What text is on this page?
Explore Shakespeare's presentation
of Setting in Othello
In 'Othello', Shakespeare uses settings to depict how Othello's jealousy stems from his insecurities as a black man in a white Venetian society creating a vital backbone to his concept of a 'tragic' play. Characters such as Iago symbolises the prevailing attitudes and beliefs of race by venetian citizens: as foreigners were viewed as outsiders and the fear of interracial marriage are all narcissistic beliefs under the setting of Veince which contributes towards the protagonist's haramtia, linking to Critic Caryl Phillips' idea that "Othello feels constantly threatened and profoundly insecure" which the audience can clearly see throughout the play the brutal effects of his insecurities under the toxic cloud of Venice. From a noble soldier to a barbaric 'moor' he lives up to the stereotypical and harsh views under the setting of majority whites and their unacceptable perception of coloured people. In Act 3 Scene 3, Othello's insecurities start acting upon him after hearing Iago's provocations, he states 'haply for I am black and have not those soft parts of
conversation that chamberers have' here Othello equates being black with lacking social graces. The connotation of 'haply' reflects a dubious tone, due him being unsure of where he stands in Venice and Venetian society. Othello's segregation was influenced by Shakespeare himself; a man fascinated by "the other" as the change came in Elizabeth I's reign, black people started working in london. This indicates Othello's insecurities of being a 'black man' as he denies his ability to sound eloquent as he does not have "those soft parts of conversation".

TASK DETAILS
Repeat the data precisely, line by line.

FINAL ANSWER
What text is on this page?
Explore Shakespeare's presentation
of Setting in Othello
In 'Othello', Shakespeare uses settings to depict how Othello's jealousy stems from his insecurities as a black man in a white Venetian society creating a vital backbone to his concept of a 'tragic' play. Characters such as Iago symbolises the prevailing attitudes and beliefs of race by venetian citizens: as foreigners were viewed as outsiders and the fear of interracial marriage are all narcissistic beliefs under the setting of Veince which contributes towards the protagonist's haramtia, linking to Critic Caryl Phillips' idea that "Othello feels constantly threatened and profoundly insecure" which the audience can clearly see throughout the play the brutal effects of his insecurities under the toxic cloud of Venice. From a noble soldier to a barbaric 'moor' he lives up to the stereotypical and harsh views under the setting of majority whites and their unacceptable perception of coloured people. In Act 3 Scene 3, Othello's insecurities start acting upon him after hearing Iago's provocations, he states 'haply for I am black and have not those soft parts of
conversation that chamberers have' here Othello equates being black with lacking social graces. The connotation of 'haply' reflects a dubious tone, due him being unsure of where he stands in Venice and Venetian society. Othello's segregation was influenced by Shakespeare himself; a man fascinated by "the other" as the change came in Elizabeth I's reign, black people started working in london. This indicates Othello's insecurities of being a 'black man' as he denies his ability to sound eloquent as he does not have "those soft parts of conversation".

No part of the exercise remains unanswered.